Data for the task
==============================
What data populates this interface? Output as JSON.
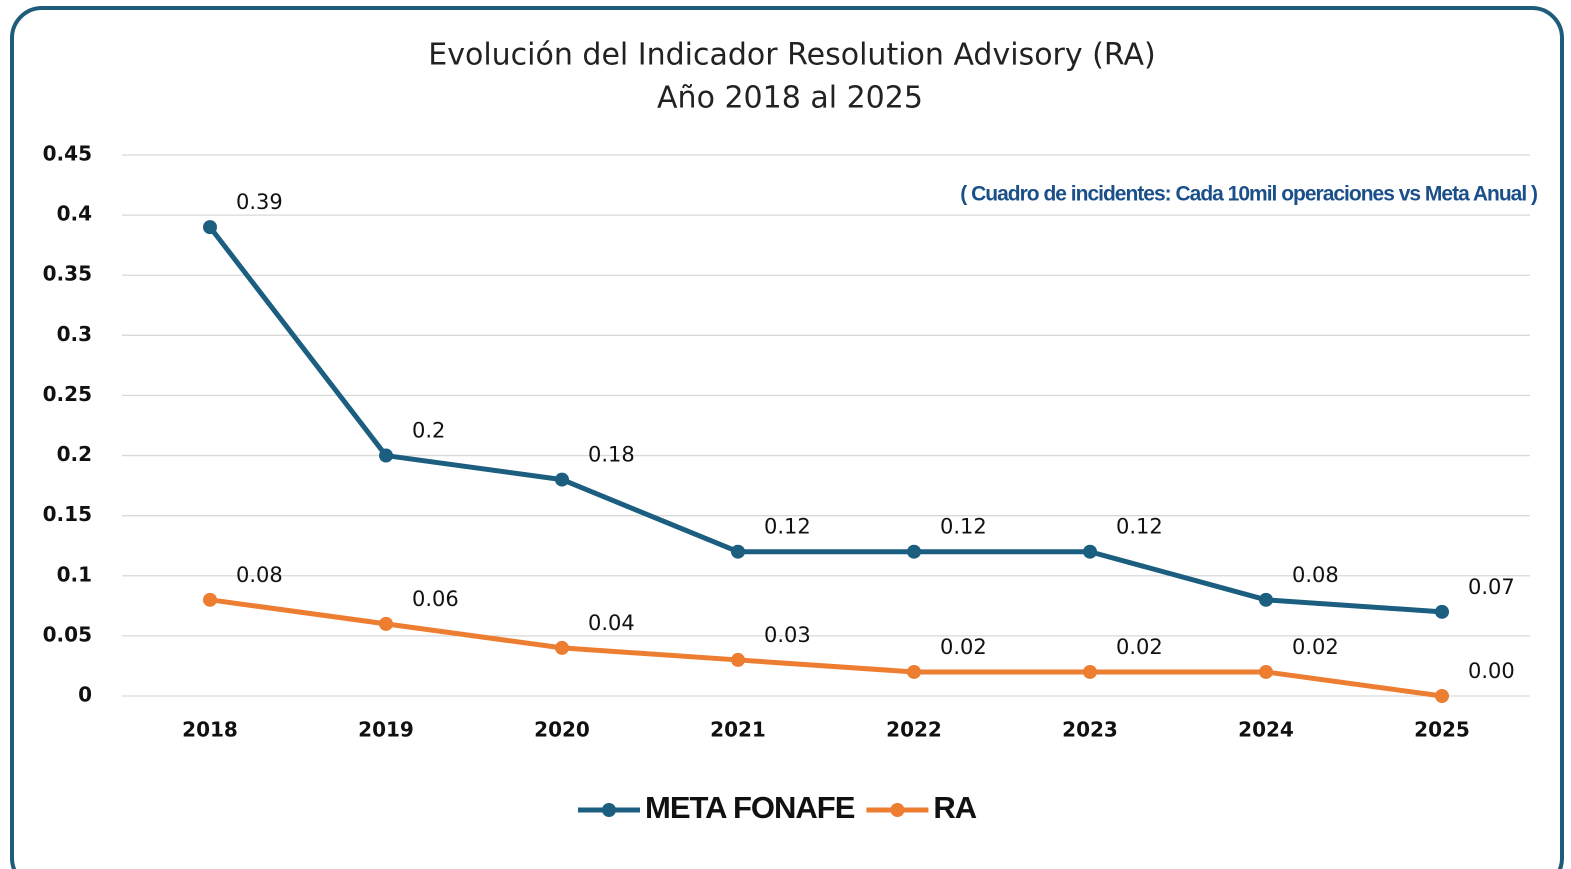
{
  "chart_data": {
    "type": "line",
    "title": "Evolución del Indicador Resolution Advisory (RA)",
    "subtitle": "Año 2018 al 2025",
    "annotation": "( Cuadro de incidentes: Cada 10mil  operaciones vs Meta Anual )",
    "categories": [
      "2018",
      "2019",
      "2020",
      "2021",
      "2022",
      "2023",
      "2024",
      "2025"
    ],
    "series": [
      {
        "name": "META FONAFE",
        "color": "#1b5e80",
        "values": [
          0.39,
          0.2,
          0.18,
          0.12,
          0.12,
          0.12,
          0.08,
          0.07
        ]
      },
      {
        "name": "RA",
        "color": "#ed7d31",
        "values": [
          0.08,
          0.06,
          0.04,
          0.03,
          0.02,
          0.02,
          0.02,
          0
        ],
        "value_labels": [
          "0.08",
          "0.06",
          "0.04",
          "0.03",
          "0.02",
          "0.02",
          "0.02",
          "0.00"
        ]
      }
    ],
    "ylim": [
      0,
      0.45
    ],
    "yticks": [
      0,
      0.05,
      0.1,
      0.15,
      0.2,
      0.25,
      0.3,
      0.35,
      0.4,
      0.45
    ],
    "grid": true,
    "legend": "bottom"
  }
}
==============================
What you will do
Repeat verbatim all the material, but not the pictures.

Written answer
What data populates this interface? Output as JSON.
{
  "chart_data": {
    "type": "line",
    "title": "Evolución del Indicador Resolution Advisory (RA)",
    "subtitle": "Año 2018 al 2025",
    "annotation": "( Cuadro de incidentes: Cada 10mil  operaciones vs Meta Anual )",
    "categories": [
      "2018",
      "2019",
      "2020",
      "2021",
      "2022",
      "2023",
      "2024",
      "2025"
    ],
    "series": [
      {
        "name": "META FONAFE",
        "color": "#1b5e80",
        "values": [
          0.39,
          0.2,
          0.18,
          0.12,
          0.12,
          0.12,
          0.08,
          0.07
        ]
      },
      {
        "name": "RA",
        "color": "#ed7d31",
        "values": [
          0.08,
          0.06,
          0.04,
          0.03,
          0.02,
          0.02,
          0.02,
          0
        ],
        "value_labels": [
          "0.08",
          "0.06",
          "0.04",
          "0.03",
          "0.02",
          "0.02",
          "0.02",
          "0.00"
        ]
      }
    ],
    "ylim": [
      0,
      0.45
    ],
    "yticks": [
      0,
      0.05,
      0.1,
      0.15,
      0.2,
      0.25,
      0.3,
      0.35,
      0.4,
      0.45
    ],
    "grid": true,
    "legend": "bottom"
  }
}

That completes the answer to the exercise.